:: What is required ::
Count how many lines hold the string "Systems". Answer with that number and nothing more.

Rows from a dataset
........
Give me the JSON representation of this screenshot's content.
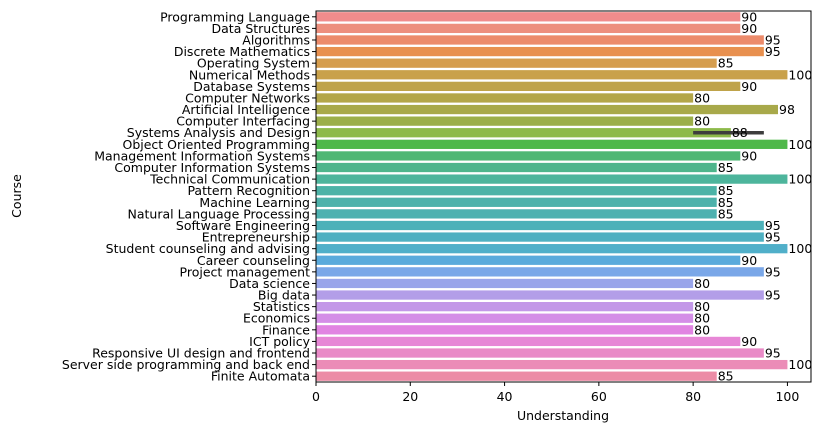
{
  "chart_data": {
    "type": "bar",
    "orientation": "horizontal",
    "xlabel": "Understanding",
    "ylabel": "Course",
    "xlim": [
      0,
      105
    ],
    "xticks": [
      0,
      20,
      40,
      60,
      80,
      100
    ],
    "grid": false,
    "legend": "none",
    "categories": [
      "Programming Language",
      "Data Structures",
      "Algorithms",
      "Discrete Mathematics",
      "Operating System",
      "Numerical Methods",
      "Database Systems",
      "Computer Networks",
      "Artificial Intelligence",
      "Computer Interfacing",
      "Systems Analysis and Design",
      "Object Oriented Programming",
      "Management Information Systems",
      "Computer Information Systems",
      "Technical Communication",
      "Pattern Recognition",
      "Machine Learning",
      "Natural Language Processing",
      "Software Engineering",
      "Entrepreneurship",
      "Student counseling and advising",
      "Career counseling",
      "Project management",
      "Data science",
      "Big data",
      "Statistics",
      "Economics",
      "Finance",
      "ICT policy",
      "Responsive UI design and frontend",
      "Server side programming and back end",
      "Finite Automata"
    ],
    "values": [
      90,
      90,
      95,
      95,
      85,
      100,
      90,
      80,
      98,
      80,
      88,
      100,
      90,
      85,
      100,
      85,
      85,
      85,
      95,
      95,
      100,
      90,
      95,
      80,
      95,
      80,
      80,
      80,
      90,
      95,
      100,
      85
    ],
    "data_labels": [
      "90",
      "90",
      "95",
      "95",
      "85",
      "100",
      "90",
      "80",
      "98",
      "80",
      "88",
      "100",
      "90",
      "85",
      "100",
      "85",
      "85",
      "85",
      "95",
      "95",
      "100",
      "90",
      "95",
      "80",
      "95",
      "80",
      "80",
      "80",
      "90",
      "95",
      "100",
      "85"
    ],
    "error_bars": [
      {
        "category": "Systems Analysis and Design",
        "low": 80,
        "high": 95
      }
    ],
    "colors": [
      "#f08c8c",
      "#ed8f7e",
      "#ec8b6b",
      "#e8904f",
      "#d59d4e",
      "#c9a14a",
      "#bfa34a",
      "#b3a649",
      "#a8a94a",
      "#9caf4a",
      "#8dba4a",
      "#4fb84a",
      "#4fb774",
      "#4eb58c",
      "#4db59c",
      "#4cb3a7",
      "#4db2ab",
      "#4db1b0",
      "#4db1b9",
      "#4fb0c1",
      "#50afc9",
      "#5aaadc",
      "#7aa7e8",
      "#99a5ea",
      "#b39ee8",
      "#c398e8",
      "#d48ee7",
      "#e184e2",
      "#e787d6",
      "#e98ac7",
      "#eb8cb7",
      "#ec8ca6"
    ]
  }
}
........
:: Correct answer ::
5